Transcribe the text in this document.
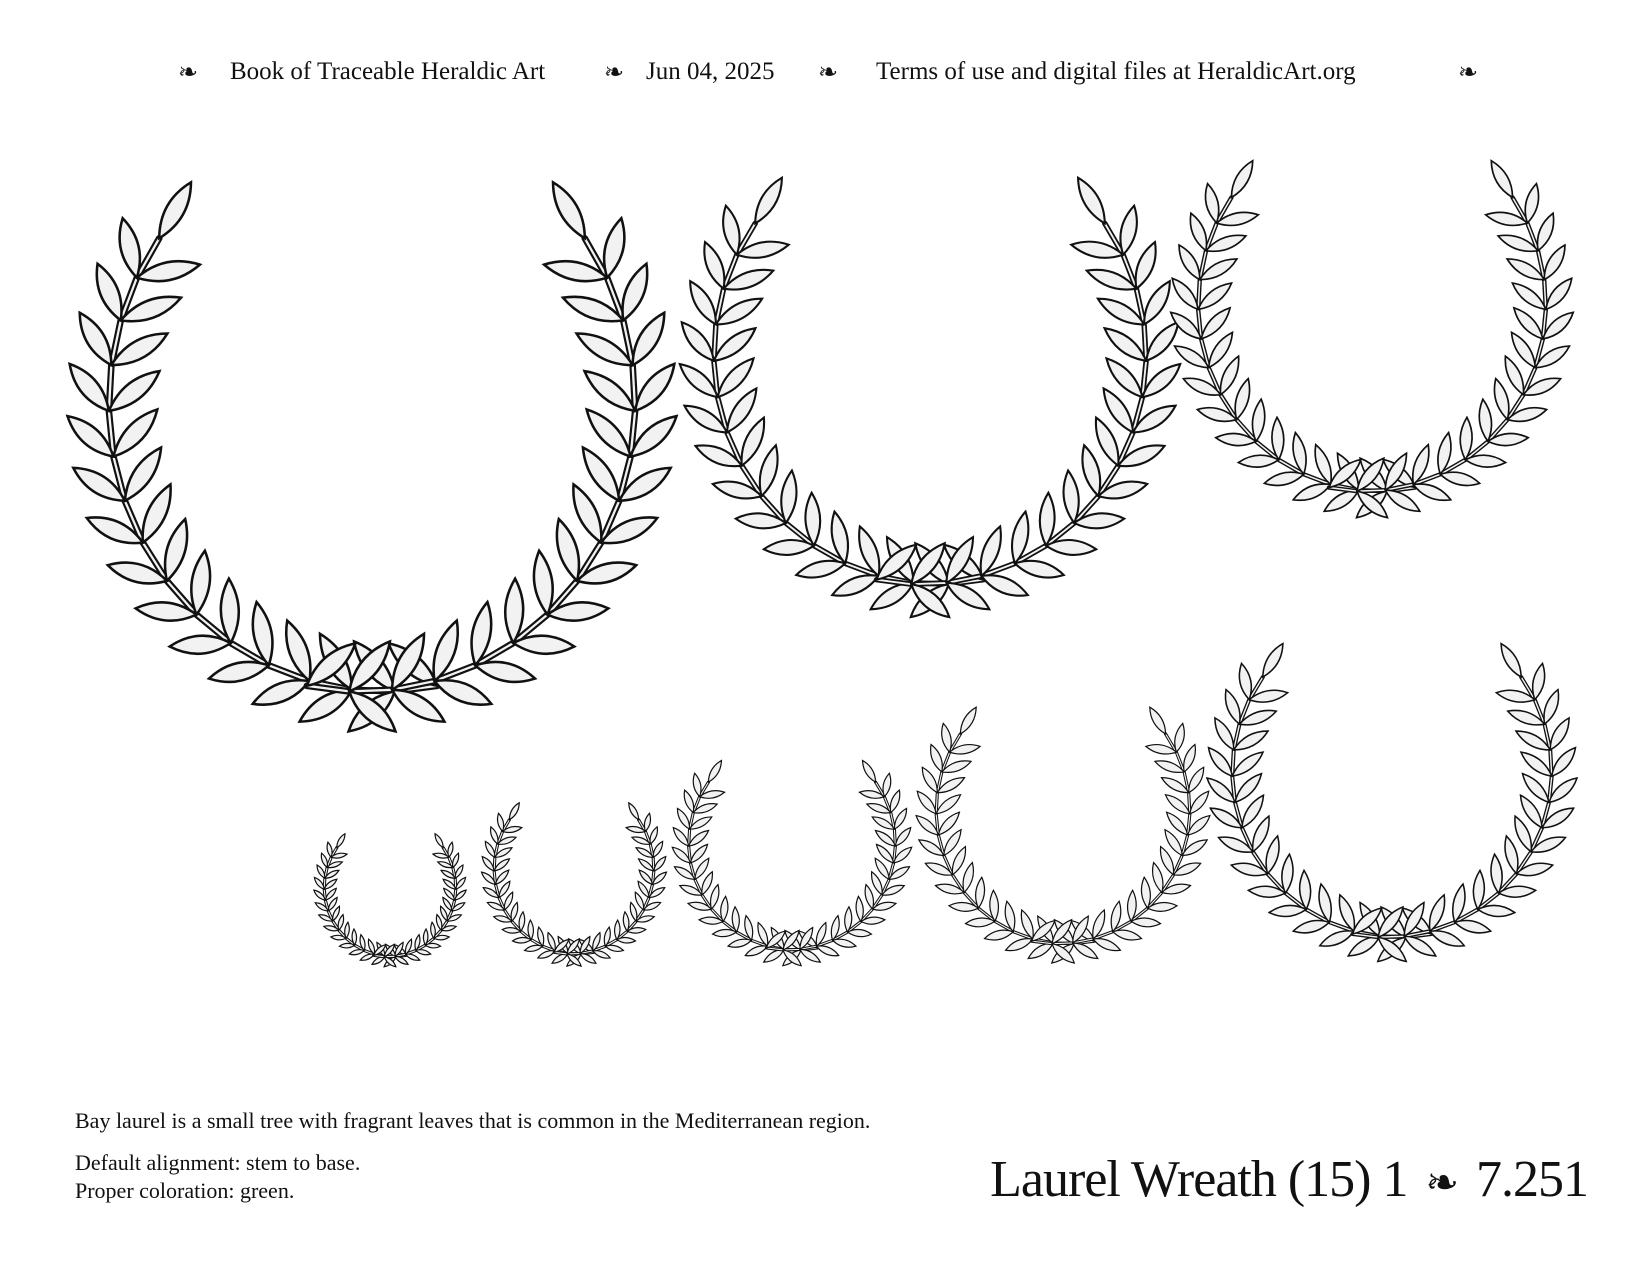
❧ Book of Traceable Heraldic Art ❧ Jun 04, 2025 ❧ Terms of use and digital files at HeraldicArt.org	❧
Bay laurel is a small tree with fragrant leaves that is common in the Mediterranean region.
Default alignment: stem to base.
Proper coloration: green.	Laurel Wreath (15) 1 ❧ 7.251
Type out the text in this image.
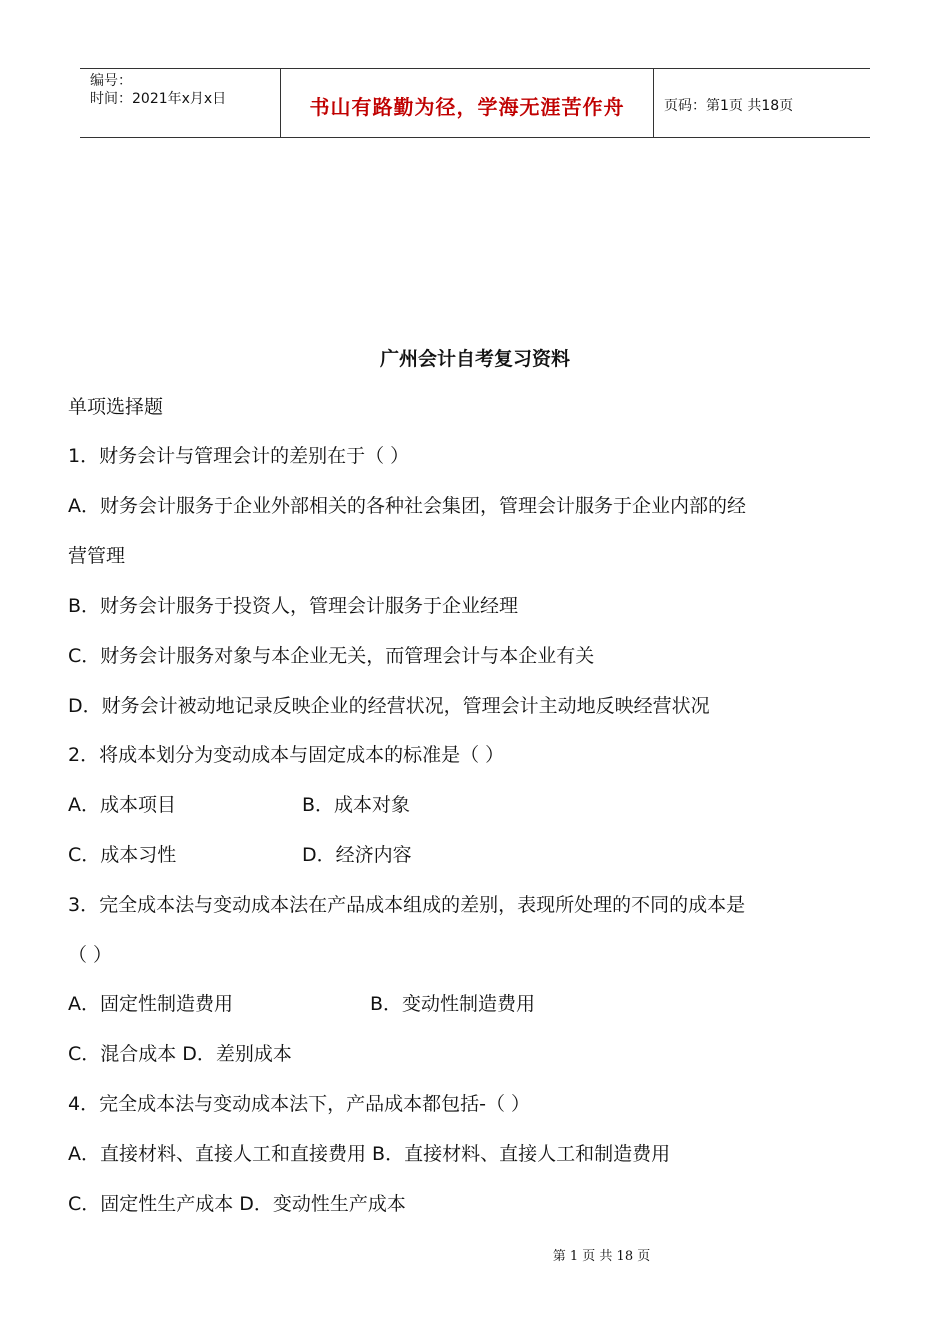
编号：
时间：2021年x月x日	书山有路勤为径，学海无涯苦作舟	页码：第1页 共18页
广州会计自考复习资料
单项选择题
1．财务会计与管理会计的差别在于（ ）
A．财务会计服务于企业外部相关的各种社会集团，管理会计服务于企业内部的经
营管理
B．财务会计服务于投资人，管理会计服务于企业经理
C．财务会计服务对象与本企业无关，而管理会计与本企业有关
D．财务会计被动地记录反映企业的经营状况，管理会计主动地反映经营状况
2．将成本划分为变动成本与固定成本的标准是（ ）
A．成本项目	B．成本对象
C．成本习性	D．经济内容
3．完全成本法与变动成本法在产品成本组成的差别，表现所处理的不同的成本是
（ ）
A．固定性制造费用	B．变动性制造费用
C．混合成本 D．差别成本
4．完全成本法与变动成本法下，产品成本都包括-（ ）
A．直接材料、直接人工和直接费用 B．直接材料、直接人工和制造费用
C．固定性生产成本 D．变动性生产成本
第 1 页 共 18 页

..........

What you have to do: In the entries above, count every line containing the word "this". Write only the total.

Problem solution: 2